* begin *
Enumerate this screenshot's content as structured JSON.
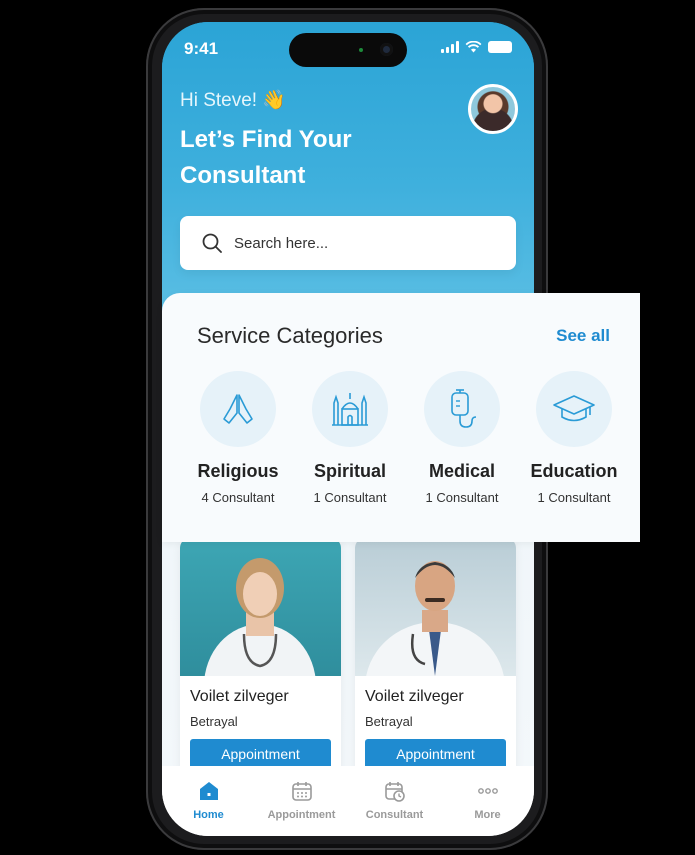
{
  "status": {
    "time": "9:41"
  },
  "header": {
    "greeting": "Hi Steve! 👋",
    "headline": "Let’s Find Your Consultant"
  },
  "search": {
    "placeholder": "Search here..."
  },
  "categories": {
    "title": "Service Categories",
    "see_all": "See all",
    "items": [
      {
        "name": "Religious",
        "count": "4 Consultant",
        "icon": "praying-hands-icon"
      },
      {
        "name": "Spiritual",
        "count": "1 Consultant",
        "icon": "mosque-icon"
      },
      {
        "name": "Medical",
        "count": "1 Consultant",
        "icon": "iv-drip-icon"
      },
      {
        "name": "Education",
        "count": "1 Consultant",
        "icon": "graduation-cap-icon"
      }
    ]
  },
  "consultants": [
    {
      "name": "Voilet zilveger",
      "subtitle": "Betrayal",
      "button": "Appointment"
    },
    {
      "name": "Voilet zilveger",
      "subtitle": "Betrayal",
      "button": "Appointment"
    }
  ],
  "tabbar": [
    {
      "label": "Home",
      "icon": "home-icon",
      "active": true
    },
    {
      "label": "Appointment",
      "icon": "calendar-icon",
      "active": false
    },
    {
      "label": "Consultant",
      "icon": "calendar-clock-icon",
      "active": false
    },
    {
      "label": "More",
      "icon": "more-dots-icon",
      "active": false
    }
  ],
  "colors": {
    "primary": "#1f8bd0",
    "header": "#2ba4d6",
    "icon_bg": "#e6f2f9"
  }
}
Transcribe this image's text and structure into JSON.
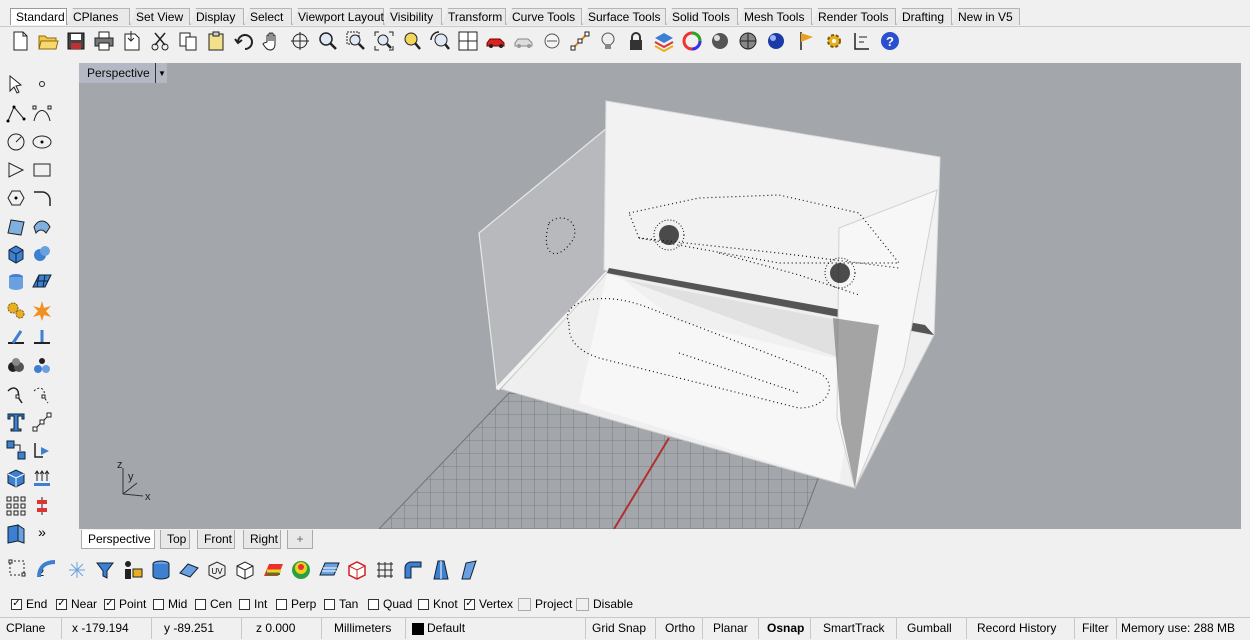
{
  "toolbar_tabs": [
    "Standard",
    "CPlanes",
    "Set View",
    "Display",
    "Select",
    "Viewport Layout",
    "Visibility",
    "Transform",
    "Curve Tools",
    "Surface Tools",
    "Solid Tools",
    "Mesh Tools",
    "Render Tools",
    "Drafting",
    "New in V5"
  ],
  "viewport": {
    "label": "Perspective",
    "axis_z": "z",
    "axis_y": "y",
    "axis_x": "x"
  },
  "view_tabs": [
    "Perspective",
    "Top",
    "Front",
    "Right",
    "+"
  ],
  "left_text": {
    "small_two": "2",
    "more": "»"
  },
  "osnap": [
    {
      "label": "End",
      "checked": true
    },
    {
      "label": "Near",
      "checked": true
    },
    {
      "label": "Point",
      "checked": true
    },
    {
      "label": "Mid",
      "checked": false
    },
    {
      "label": "Cen",
      "checked": false
    },
    {
      "label": "Int",
      "checked": false
    },
    {
      "label": "Perp",
      "checked": false
    },
    {
      "label": "Tan",
      "checked": false
    },
    {
      "label": "Quad",
      "checked": false
    },
    {
      "label": "Knot",
      "checked": false
    },
    {
      "label": "Vertex",
      "checked": true
    },
    {
      "label": "Project",
      "checked": false
    },
    {
      "label": "Disable",
      "checked": false
    }
  ],
  "status": {
    "cplane": "CPlane",
    "x": "x -179.194",
    "y": "y -89.251",
    "z": "z 0.000",
    "units": "Millimeters",
    "layer": "Default",
    "grid_snap": "Grid Snap",
    "ortho": "Ortho",
    "planar": "Planar",
    "osnap": "Osnap",
    "smarttrack": "SmartTrack",
    "gumball": "Gumball",
    "record_history": "Record History",
    "filter": "Filter",
    "memory": "Memory use: 288 MB"
  },
  "colors": {
    "viewport_bg": "#a3a7ac",
    "layer_swatch": "#000000",
    "x_axis": "#b03030"
  }
}
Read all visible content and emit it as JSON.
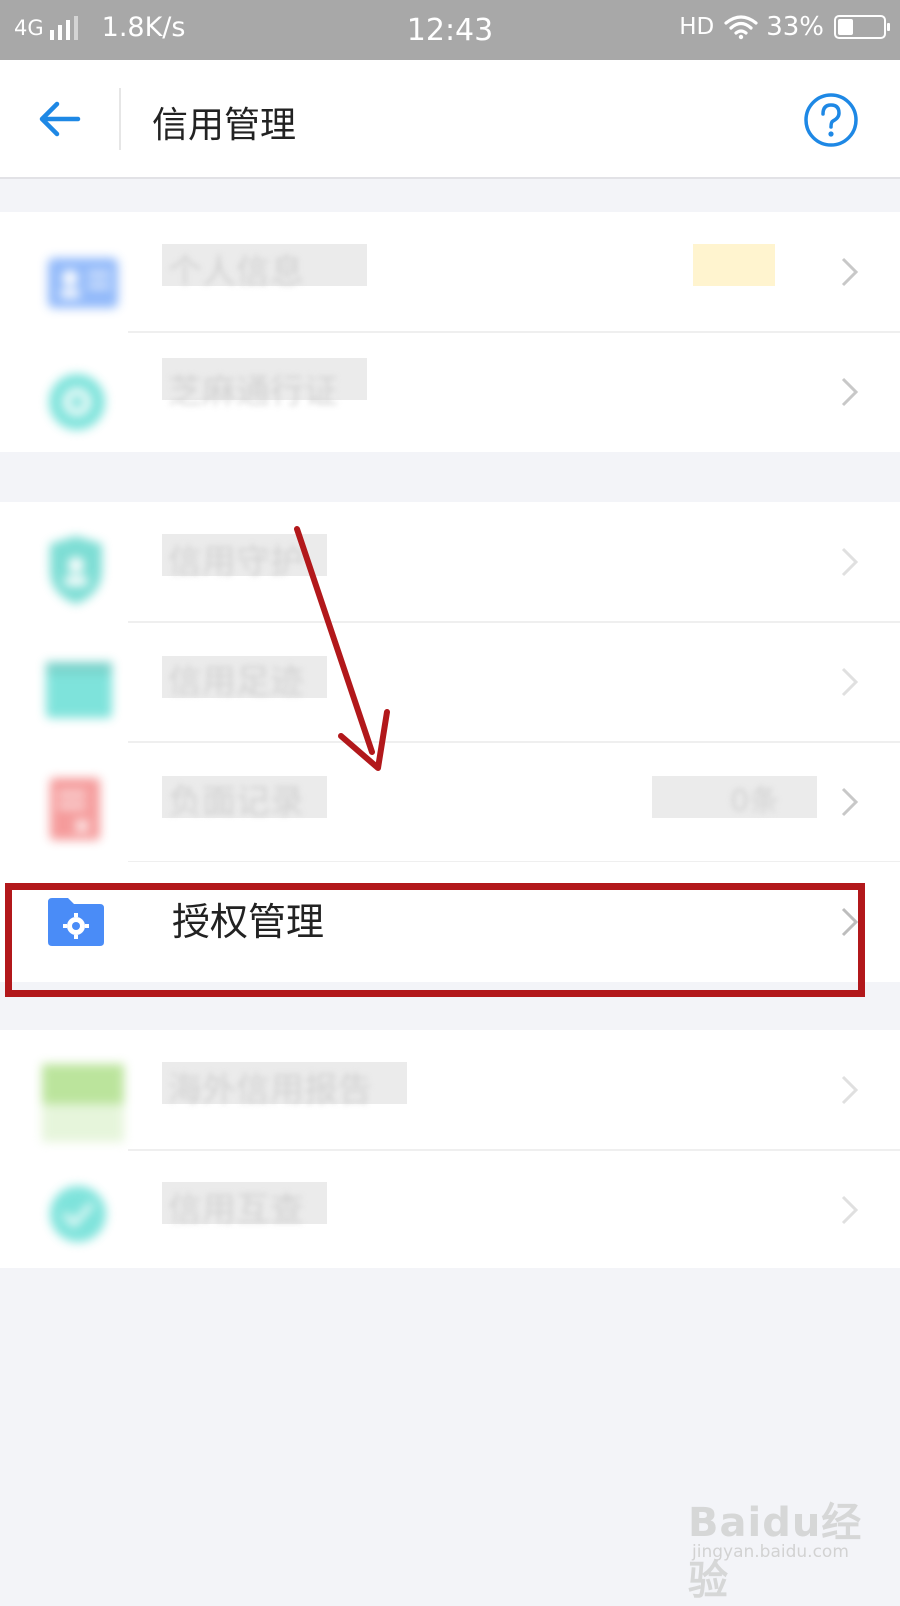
{
  "status_bar": {
    "network": "4G",
    "speed": "1.8K/s",
    "time": "12:43",
    "hd": "HD",
    "battery": "33%",
    "battery_level": 0.33
  },
  "header": {
    "title": "信用管理",
    "back_icon": "back-arrow-icon",
    "help_icon": "help-icon"
  },
  "groups": [
    {
      "items": [
        {
          "label": "个人信息",
          "icon": "id-card-icon",
          "icon_color": "#4a8cf7"
        },
        {
          "label": "芝麻通行证",
          "icon": "badge-icon",
          "icon_color": "#2ad1c4"
        }
      ]
    },
    {
      "items": [
        {
          "label": "信用守护",
          "icon": "shield-user-icon",
          "icon_color": "#26c7b8"
        },
        {
          "label": "信用足迹",
          "icon": "calendar-icon",
          "icon_color": "#2ad1c4"
        },
        {
          "label": "负面记录",
          "icon": "record-icon",
          "icon_color": "#ef5a5a",
          "value": "0条"
        },
        {
          "label": "授权管理",
          "icon": "folder-gear-icon",
          "icon_color": "#4a8cf7"
        }
      ]
    },
    {
      "items": [
        {
          "label": "海外信用报告",
          "icon": "globe-icon",
          "icon_color": "#8fd35c"
        },
        {
          "label": "信用互查",
          "icon": "check-icon",
          "icon_color": "#2ad1c4"
        }
      ]
    }
  ],
  "annotation": {
    "highlight_color": "#b2181b"
  },
  "watermark": {
    "main": "Baidu经验",
    "sub": "jingyan.baidu.com"
  }
}
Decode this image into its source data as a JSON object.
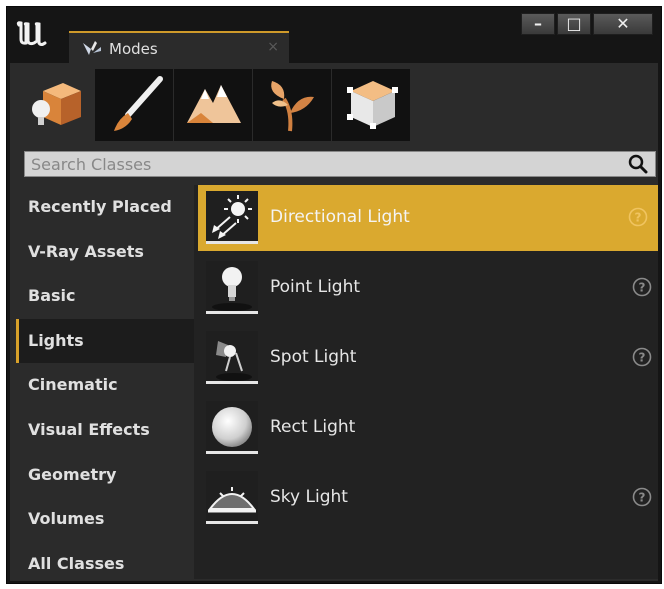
{
  "window": {
    "tab_label": "Modes",
    "tab_close": "×",
    "minimize": "–",
    "maximize": "□",
    "close": "✕"
  },
  "modes": [
    {
      "name": "place-mode",
      "active": true
    },
    {
      "name": "paint-mode",
      "active": false
    },
    {
      "name": "landscape-mode",
      "active": false
    },
    {
      "name": "foliage-mode",
      "active": false
    },
    {
      "name": "geometry-mode",
      "active": false
    }
  ],
  "search": {
    "placeholder": "Search Classes",
    "value": ""
  },
  "sidebar": {
    "items": [
      {
        "label": "Recently Placed"
      },
      {
        "label": "V-Ray Assets"
      },
      {
        "label": "Basic"
      },
      {
        "label": "Lights",
        "active": true
      },
      {
        "label": "Cinematic"
      },
      {
        "label": "Visual Effects"
      },
      {
        "label": "Geometry"
      },
      {
        "label": "Volumes"
      },
      {
        "label": "All Classes"
      }
    ]
  },
  "list": {
    "items": [
      {
        "label": "Directional Light",
        "icon": "directional-light-icon",
        "help": true,
        "selected": true
      },
      {
        "label": "Point Light",
        "icon": "point-light-icon",
        "help": true
      },
      {
        "label": "Spot Light",
        "icon": "spot-light-icon",
        "help": true
      },
      {
        "label": "Rect Light",
        "icon": "rect-light-icon",
        "help": false
      },
      {
        "label": "Sky Light",
        "icon": "sky-light-icon",
        "help": true
      }
    ]
  },
  "colors": {
    "accent": "#daa92f",
    "background": "#2b2b2b",
    "list_background": "#222222"
  }
}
* end *
=== PROBLEM REQUIREMENTS ===
Without the pictures, transcribe the listing above exactly.

=== THE COMPLETED TASK ===
Enumerate this screenshot's content as structured JSON.
{
  "status": {
    "time": "9:41"
  },
  "header": {
    "greeting": "Hi Steve! 👋",
    "headline": "Let’s Find Your Consultant"
  },
  "search": {
    "placeholder": "Search here..."
  },
  "categories": {
    "title": "Service Categories",
    "see_all": "See all",
    "items": [
      {
        "name": "Religious",
        "count": "4 Consultant",
        "icon": "praying-hands-icon"
      },
      {
        "name": "Spiritual",
        "count": "1 Consultant",
        "icon": "mosque-icon"
      },
      {
        "name": "Medical",
        "count": "1 Consultant",
        "icon": "iv-drip-icon"
      },
      {
        "name": "Education",
        "count": "1 Consultant",
        "icon": "graduation-cap-icon"
      }
    ]
  },
  "consultants": [
    {
      "name": "Voilet zilveger",
      "subtitle": "Betrayal",
      "button": "Appointment"
    },
    {
      "name": "Voilet zilveger",
      "subtitle": "Betrayal",
      "button": "Appointment"
    }
  ],
  "tabbar": [
    {
      "label": "Home",
      "icon": "home-icon",
      "active": true
    },
    {
      "label": "Appointment",
      "icon": "calendar-icon",
      "active": false
    },
    {
      "label": "Consultant",
      "icon": "calendar-clock-icon",
      "active": false
    },
    {
      "label": "More",
      "icon": "more-dots-icon",
      "active": false
    }
  ],
  "colors": {
    "primary": "#1f8bd0",
    "header": "#2ba4d6",
    "icon_bg": "#e6f2f9"
  }
}
Transcribe this image's text and structure into JSON.
{
  "toolbar_tabs": [
    "Standard",
    "CPlanes",
    "Set View",
    "Display",
    "Select",
    "Viewport Layout",
    "Visibility",
    "Transform",
    "Curve Tools",
    "Surface Tools",
    "Solid Tools",
    "Mesh Tools",
    "Render Tools",
    "Drafting",
    "New in V5"
  ],
  "viewport": {
    "label": "Perspective",
    "axis_z": "z",
    "axis_y": "y",
    "axis_x": "x"
  },
  "view_tabs": [
    "Perspective",
    "Top",
    "Front",
    "Right",
    "+"
  ],
  "left_text": {
    "small_two": "2",
    "more": "»"
  },
  "osnap": [
    {
      "label": "End",
      "checked": true
    },
    {
      "label": "Near",
      "checked": true
    },
    {
      "label": "Point",
      "checked": true
    },
    {
      "label": "Mid",
      "checked": false
    },
    {
      "label": "Cen",
      "checked": false
    },
    {
      "label": "Int",
      "checked": false
    },
    {
      "label": "Perp",
      "checked": false
    },
    {
      "label": "Tan",
      "checked": false
    },
    {
      "label": "Quad",
      "checked": false
    },
    {
      "label": "Knot",
      "checked": false
    },
    {
      "label": "Vertex",
      "checked": true
    },
    {
      "label": "Project",
      "checked": false
    },
    {
      "label": "Disable",
      "checked": false
    }
  ],
  "status": {
    "cplane": "CPlane",
    "x": "x -179.194",
    "y": "y -89.251",
    "z": "z 0.000",
    "units": "Millimeters",
    "layer": "Default",
    "grid_snap": "Grid Snap",
    "ortho": "Ortho",
    "planar": "Planar",
    "osnap": "Osnap",
    "smarttrack": "SmartTrack",
    "gumball": "Gumball",
    "record_history": "Record History",
    "filter": "Filter",
    "memory": "Memory use: 288 MB"
  },
  "colors": {
    "viewport_bg": "#a3a7ac",
    "layer_swatch": "#000000",
    "x_axis": "#b03030"
  }
}
Read all visible content and emit it as JSON.
{
  "status_bar": {
    "network": "4G",
    "speed": "1.8K/s",
    "time": "12:43",
    "hd": "HD",
    "battery": "33%",
    "battery_level": 0.33
  },
  "header": {
    "title": "信用管理",
    "back_icon": "back-arrow-icon",
    "help_icon": "help-icon"
  },
  "groups": [
    {
      "items": [
        {
          "label": "个人信息",
          "icon": "id-card-icon",
          "icon_color": "#4a8cf7"
        },
        {
          "label": "芝麻通行证",
          "icon": "badge-icon",
          "icon_color": "#2ad1c4"
        }
      ]
    },
    {
      "items": [
        {
          "label": "信用守护",
          "icon": "shield-user-icon",
          "icon_color": "#26c7b8"
        },
        {
          "label": "信用足迹",
          "icon": "calendar-icon",
          "icon_color": "#2ad1c4"
        },
        {
          "label": "负面记录",
          "icon": "record-icon",
          "icon_color": "#ef5a5a",
          "value": "0条"
        },
        {
          "label": "授权管理",
          "icon": "folder-gear-icon",
          "icon_color": "#4a8cf7"
        }
      ]
    },
    {
      "items": [
        {
          "label": "海外信用报告",
          "icon": "globe-icon",
          "icon_color": "#8fd35c"
        },
        {
          "label": "信用互查",
          "icon": "check-icon",
          "icon_color": "#2ad1c4"
        }
      ]
    }
  ],
  "annotation": {
    "highlight_color": "#b2181b"
  },
  "watermark": {
    "main": "Baidu经验",
    "sub": "jingyan.baidu.com"
  }
}
Decode this image into its source data as a JSON object.
{
  "window": {
    "tab_label": "Modes",
    "tab_close": "×",
    "minimize": "–",
    "maximize": "□",
    "close": "✕"
  },
  "modes": [
    {
      "name": "place-mode",
      "active": true
    },
    {
      "name": "paint-mode",
      "active": false
    },
    {
      "name": "landscape-mode",
      "active": false
    },
    {
      "name": "foliage-mode",
      "active": false
    },
    {
      "name": "geometry-mode",
      "active": false
    }
  ],
  "search": {
    "placeholder": "Search Classes",
    "value": ""
  },
  "sidebar": {
    "items": [
      {
        "label": "Recently Placed"
      },
      {
        "label": "V-Ray Assets"
      },
      {
        "label": "Basic"
      },
      {
        "label": "Lights",
        "active": true
      },
      {
        "label": "Cinematic"
      },
      {
        "label": "Visual Effects"
      },
      {
        "label": "Geometry"
      },
      {
        "label": "Volumes"
      },
      {
        "label": "All Classes"
      }
    ]
  },
  "list": {
    "items": [
      {
        "label": "Directional Light",
        "icon": "directional-light-icon",
        "help": true,
        "selected": true
      },
      {
        "label": "Point Light",
        "icon": "point-light-icon",
        "help": true
      },
      {
        "label": "Spot Light",
        "icon": "spot-light-icon",
        "help": true
      },
      {
        "label": "Rect Light",
        "icon": "rect-light-icon",
        "help": false
      },
      {
        "label": "Sky Light",
        "icon": "sky-light-icon",
        "help": true
      }
    ]
  },
  "colors": {
    "accent": "#daa92f",
    "background": "#2b2b2b",
    "list_background": "#222222"
  }
}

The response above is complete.